■ Written task
Reproduce the lines below without any changes, from the line with "Patent image size: (535, 702)." up to and including the line with "The outlet port 106b is at (300, 270).".

■ Given information
....................

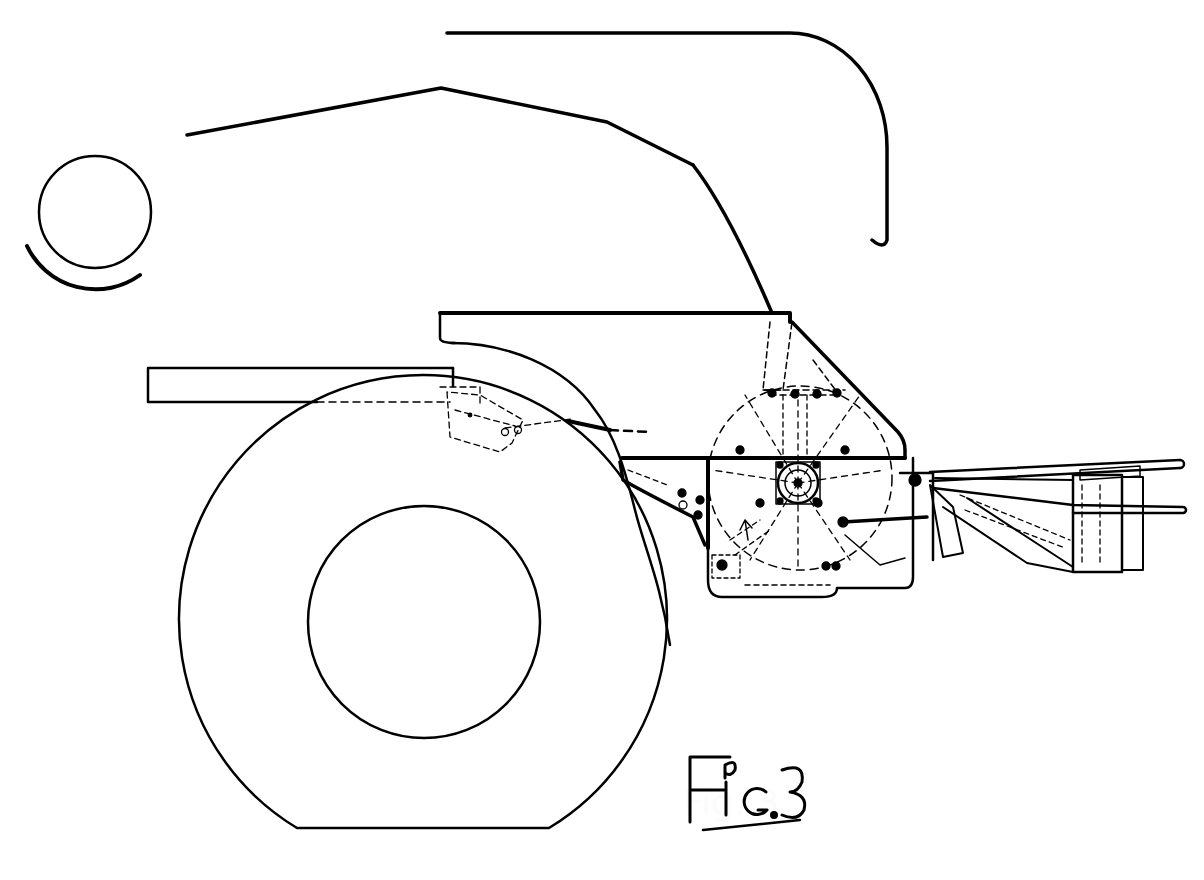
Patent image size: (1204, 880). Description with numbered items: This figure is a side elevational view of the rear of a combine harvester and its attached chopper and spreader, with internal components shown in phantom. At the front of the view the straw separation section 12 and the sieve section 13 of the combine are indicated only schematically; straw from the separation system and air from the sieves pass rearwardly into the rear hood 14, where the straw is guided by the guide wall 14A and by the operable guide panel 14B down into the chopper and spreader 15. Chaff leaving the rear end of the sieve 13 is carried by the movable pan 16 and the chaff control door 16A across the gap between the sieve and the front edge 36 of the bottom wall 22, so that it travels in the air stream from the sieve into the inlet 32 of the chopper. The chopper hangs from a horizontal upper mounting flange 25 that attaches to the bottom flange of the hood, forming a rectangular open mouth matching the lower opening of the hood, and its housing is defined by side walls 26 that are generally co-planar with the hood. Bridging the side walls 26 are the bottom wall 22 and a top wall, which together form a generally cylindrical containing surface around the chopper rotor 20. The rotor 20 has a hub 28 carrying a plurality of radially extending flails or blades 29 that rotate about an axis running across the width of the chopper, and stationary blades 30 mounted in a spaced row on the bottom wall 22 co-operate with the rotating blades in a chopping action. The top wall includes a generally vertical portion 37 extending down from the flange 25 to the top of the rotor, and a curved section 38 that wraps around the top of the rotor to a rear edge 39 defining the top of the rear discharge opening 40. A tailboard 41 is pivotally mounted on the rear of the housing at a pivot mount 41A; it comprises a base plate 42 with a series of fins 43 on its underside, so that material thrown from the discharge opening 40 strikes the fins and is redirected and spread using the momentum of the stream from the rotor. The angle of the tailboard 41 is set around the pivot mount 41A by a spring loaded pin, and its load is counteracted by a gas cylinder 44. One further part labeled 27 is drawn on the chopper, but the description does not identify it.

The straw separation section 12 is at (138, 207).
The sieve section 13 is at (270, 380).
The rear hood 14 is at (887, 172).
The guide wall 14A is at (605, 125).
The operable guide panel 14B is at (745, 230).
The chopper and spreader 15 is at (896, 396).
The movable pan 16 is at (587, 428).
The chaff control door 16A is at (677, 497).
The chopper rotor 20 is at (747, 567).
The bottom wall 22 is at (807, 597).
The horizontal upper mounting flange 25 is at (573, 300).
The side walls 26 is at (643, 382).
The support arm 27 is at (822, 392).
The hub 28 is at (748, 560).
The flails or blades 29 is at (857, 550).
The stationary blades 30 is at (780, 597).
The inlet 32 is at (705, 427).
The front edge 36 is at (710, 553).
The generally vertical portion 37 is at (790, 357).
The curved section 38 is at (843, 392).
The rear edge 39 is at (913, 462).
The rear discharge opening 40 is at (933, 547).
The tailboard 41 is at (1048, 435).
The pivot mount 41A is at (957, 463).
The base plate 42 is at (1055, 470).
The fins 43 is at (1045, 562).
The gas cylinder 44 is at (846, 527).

....................

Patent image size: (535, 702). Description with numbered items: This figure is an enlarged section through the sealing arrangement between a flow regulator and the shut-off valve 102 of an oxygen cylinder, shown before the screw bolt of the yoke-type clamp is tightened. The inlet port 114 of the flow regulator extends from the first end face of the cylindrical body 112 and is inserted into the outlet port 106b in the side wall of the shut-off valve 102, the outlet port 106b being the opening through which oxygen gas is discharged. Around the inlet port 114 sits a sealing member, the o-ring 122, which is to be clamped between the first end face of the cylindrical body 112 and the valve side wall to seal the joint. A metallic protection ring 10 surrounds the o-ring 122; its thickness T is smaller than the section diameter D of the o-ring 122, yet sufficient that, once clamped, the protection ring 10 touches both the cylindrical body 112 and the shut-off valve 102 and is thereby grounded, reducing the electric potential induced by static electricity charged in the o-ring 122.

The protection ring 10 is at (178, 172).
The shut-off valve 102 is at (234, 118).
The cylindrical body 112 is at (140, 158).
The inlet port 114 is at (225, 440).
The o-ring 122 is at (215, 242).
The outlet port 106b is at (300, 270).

....................

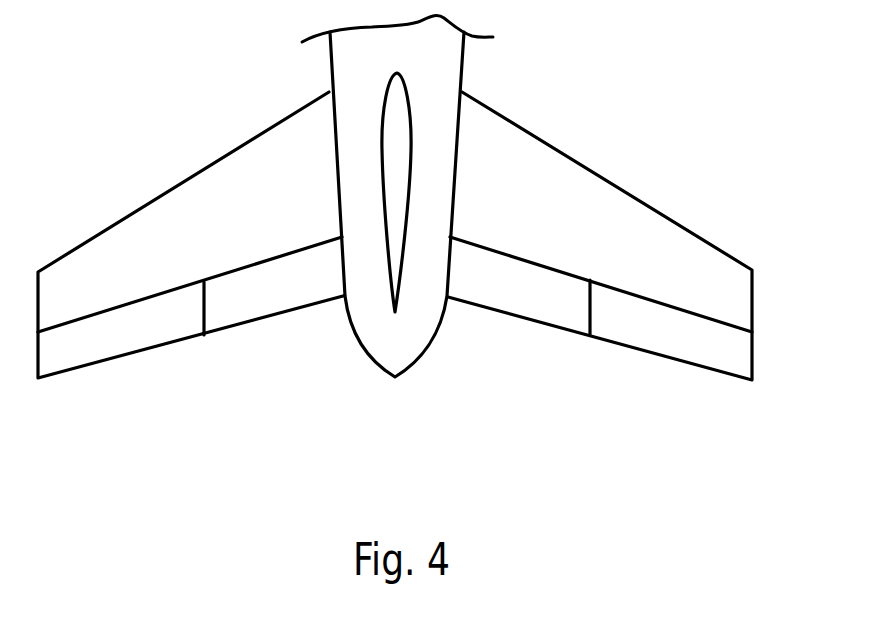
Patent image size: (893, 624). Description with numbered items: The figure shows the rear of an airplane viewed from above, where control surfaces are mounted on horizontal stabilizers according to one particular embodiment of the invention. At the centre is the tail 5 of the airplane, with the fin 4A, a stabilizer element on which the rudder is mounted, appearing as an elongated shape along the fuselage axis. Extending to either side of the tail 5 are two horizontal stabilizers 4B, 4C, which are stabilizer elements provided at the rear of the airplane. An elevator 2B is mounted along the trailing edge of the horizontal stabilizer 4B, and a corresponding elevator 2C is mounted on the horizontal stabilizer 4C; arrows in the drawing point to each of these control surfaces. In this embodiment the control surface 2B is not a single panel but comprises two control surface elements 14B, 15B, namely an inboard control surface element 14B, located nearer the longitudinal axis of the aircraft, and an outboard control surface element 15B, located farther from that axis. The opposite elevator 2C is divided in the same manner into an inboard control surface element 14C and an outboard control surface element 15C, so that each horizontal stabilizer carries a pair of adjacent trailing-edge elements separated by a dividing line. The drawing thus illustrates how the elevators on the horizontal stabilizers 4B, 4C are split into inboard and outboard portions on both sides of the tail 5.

....................

■ Worked answer
Patent image size: (535, 702). Description with numbered items: This figure is an enlarged section through the sealing arrangement between a flow regulator and the shut-off valve 102 of an oxygen cylinder, shown before the screw bolt of the yoke-type clamp is tightened. The inlet port 114 of the flow regulator extends from the first end face of the cylindrical body 112 and is inserted into the outlet port 106b in the side wall of the shut-off valve 102, the outlet port 106b being the opening through which oxygen gas is discharged. Around the inlet port 114 sits a sealing member, the o-ring 122, which is to be clamped between the first end face of the cylindrical body 112 and the valve side wall to seal the joint. A metallic protection ring 10 surrounds the o-ring 122; its thickness T is smaller than the section diameter D of the o-ring 122, yet sufficient that, once clamped, the protection ring 10 touches both the cylindrical body 112 and the shut-off valve 102 and is thereby grounded, reducing the electric potential induced by static electricity charged in the o-ring 122.

The protection ring 10 is at (178, 172).
The shut-off valve 102 is at (234, 118).
The cylindrical body 112 is at (140, 158).
The inlet port 114 is at (225, 440).
The o-ring 122 is at (215, 242).
The outlet port 106b is at (300, 270).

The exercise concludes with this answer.